Pull every line containing the word "when" from the records.
-- Begin GIVEN DATA --
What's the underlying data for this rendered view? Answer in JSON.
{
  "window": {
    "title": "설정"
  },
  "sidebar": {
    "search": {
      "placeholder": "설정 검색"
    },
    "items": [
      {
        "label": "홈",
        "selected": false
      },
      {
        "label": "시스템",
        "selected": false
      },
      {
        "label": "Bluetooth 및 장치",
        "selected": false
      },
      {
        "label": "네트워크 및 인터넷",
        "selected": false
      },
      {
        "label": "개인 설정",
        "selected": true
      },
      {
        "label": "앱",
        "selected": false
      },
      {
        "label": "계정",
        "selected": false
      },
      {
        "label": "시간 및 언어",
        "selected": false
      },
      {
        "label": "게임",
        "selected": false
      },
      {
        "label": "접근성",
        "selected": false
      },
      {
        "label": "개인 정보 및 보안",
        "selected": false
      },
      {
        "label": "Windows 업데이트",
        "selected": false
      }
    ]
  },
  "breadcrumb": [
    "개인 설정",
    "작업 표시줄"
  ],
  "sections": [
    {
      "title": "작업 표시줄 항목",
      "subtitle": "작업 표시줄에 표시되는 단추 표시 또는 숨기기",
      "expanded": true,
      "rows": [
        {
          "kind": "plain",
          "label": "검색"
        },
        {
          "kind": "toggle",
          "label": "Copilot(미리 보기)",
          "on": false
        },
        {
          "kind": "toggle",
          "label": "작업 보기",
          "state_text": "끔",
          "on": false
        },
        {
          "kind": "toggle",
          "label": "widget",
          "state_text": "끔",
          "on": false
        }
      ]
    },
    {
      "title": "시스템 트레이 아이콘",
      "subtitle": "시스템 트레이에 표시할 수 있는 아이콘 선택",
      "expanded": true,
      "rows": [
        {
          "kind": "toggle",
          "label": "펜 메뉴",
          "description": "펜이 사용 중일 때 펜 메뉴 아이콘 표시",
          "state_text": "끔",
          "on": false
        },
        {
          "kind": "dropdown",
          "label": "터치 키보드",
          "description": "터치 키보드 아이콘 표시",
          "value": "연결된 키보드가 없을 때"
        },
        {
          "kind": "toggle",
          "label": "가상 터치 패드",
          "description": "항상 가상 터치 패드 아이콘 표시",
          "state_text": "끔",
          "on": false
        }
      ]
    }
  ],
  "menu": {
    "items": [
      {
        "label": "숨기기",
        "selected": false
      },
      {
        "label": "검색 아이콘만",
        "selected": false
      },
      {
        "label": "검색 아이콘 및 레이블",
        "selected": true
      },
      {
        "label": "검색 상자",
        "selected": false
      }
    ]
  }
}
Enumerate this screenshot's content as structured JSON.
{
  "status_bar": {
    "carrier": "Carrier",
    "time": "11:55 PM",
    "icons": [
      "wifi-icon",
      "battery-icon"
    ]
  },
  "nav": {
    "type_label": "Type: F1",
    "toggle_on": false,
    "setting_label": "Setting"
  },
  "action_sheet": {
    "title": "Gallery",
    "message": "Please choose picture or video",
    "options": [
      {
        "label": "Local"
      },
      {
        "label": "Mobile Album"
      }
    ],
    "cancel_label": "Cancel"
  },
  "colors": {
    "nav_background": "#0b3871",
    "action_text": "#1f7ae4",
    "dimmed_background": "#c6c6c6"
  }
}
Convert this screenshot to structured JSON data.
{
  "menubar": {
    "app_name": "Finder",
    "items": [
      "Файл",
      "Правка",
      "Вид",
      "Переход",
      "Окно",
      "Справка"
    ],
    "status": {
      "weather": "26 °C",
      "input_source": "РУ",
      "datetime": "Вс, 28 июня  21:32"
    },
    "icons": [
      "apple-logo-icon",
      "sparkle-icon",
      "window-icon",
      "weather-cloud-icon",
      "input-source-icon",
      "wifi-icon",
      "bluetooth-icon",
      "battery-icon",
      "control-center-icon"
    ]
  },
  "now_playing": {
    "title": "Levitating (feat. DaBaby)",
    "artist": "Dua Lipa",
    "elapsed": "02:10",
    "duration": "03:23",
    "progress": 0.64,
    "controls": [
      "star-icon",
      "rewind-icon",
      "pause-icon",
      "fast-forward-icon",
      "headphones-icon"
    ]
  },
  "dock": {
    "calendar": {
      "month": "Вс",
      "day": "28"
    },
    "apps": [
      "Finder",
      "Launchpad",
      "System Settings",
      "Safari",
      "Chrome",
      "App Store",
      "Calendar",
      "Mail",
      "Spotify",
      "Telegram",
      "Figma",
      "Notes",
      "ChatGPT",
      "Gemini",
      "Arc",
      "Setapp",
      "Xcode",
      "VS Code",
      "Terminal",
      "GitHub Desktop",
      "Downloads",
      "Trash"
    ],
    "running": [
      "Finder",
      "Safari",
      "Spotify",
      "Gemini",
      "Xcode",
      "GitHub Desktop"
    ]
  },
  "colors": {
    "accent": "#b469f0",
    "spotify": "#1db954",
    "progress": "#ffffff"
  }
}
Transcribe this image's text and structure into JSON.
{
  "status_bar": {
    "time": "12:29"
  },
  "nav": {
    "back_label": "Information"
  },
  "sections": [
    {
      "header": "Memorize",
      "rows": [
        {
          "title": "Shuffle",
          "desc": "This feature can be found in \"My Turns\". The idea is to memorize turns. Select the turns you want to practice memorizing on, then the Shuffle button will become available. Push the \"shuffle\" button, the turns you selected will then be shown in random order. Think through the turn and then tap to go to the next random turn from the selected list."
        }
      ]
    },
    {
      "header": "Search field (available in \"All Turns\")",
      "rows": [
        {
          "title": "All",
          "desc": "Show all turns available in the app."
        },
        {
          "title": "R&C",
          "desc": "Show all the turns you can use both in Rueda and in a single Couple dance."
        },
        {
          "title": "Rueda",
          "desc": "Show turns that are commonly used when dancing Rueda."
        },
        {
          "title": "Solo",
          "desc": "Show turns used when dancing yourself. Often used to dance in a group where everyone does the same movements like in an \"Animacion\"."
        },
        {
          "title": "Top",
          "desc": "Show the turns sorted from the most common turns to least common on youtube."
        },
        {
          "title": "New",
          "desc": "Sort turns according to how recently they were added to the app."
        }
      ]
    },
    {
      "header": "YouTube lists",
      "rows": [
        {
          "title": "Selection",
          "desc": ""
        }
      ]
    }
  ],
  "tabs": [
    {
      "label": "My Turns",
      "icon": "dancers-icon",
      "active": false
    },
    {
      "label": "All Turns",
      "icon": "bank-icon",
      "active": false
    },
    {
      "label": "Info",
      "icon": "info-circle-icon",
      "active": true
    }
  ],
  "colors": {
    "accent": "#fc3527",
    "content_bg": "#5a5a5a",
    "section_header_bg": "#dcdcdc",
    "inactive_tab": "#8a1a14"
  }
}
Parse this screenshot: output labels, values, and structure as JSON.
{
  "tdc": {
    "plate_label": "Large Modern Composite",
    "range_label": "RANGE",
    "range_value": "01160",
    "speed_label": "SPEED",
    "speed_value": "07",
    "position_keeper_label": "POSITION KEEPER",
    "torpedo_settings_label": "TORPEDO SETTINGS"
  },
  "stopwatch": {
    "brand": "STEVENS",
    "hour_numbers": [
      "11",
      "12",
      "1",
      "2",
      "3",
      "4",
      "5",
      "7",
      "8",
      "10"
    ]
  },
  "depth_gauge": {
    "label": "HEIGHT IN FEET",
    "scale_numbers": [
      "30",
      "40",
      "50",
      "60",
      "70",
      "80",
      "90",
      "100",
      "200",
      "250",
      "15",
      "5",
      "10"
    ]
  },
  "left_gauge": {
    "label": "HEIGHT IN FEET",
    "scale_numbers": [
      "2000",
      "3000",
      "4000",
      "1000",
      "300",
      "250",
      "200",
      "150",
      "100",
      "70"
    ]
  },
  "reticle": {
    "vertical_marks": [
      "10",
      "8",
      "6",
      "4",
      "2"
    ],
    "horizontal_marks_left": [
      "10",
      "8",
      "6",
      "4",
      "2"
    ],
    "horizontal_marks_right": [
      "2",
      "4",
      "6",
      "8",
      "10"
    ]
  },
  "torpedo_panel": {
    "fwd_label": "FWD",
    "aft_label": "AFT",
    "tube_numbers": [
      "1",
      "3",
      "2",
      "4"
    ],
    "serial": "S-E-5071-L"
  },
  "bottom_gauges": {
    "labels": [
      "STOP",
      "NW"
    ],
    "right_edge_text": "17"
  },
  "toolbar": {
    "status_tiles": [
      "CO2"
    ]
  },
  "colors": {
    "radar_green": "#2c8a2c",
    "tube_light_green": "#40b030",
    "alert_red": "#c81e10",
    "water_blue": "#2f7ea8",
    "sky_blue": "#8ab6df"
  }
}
-- End GIVEN DATA --
**ANSWER IN FULL**
          "desc": "Show turns that are commonly used when dancing Rueda."
          "desc": "Show turns used when dancing yourself. Often used to dance in a group where everyone does the same movements like in an \"Animacion\"."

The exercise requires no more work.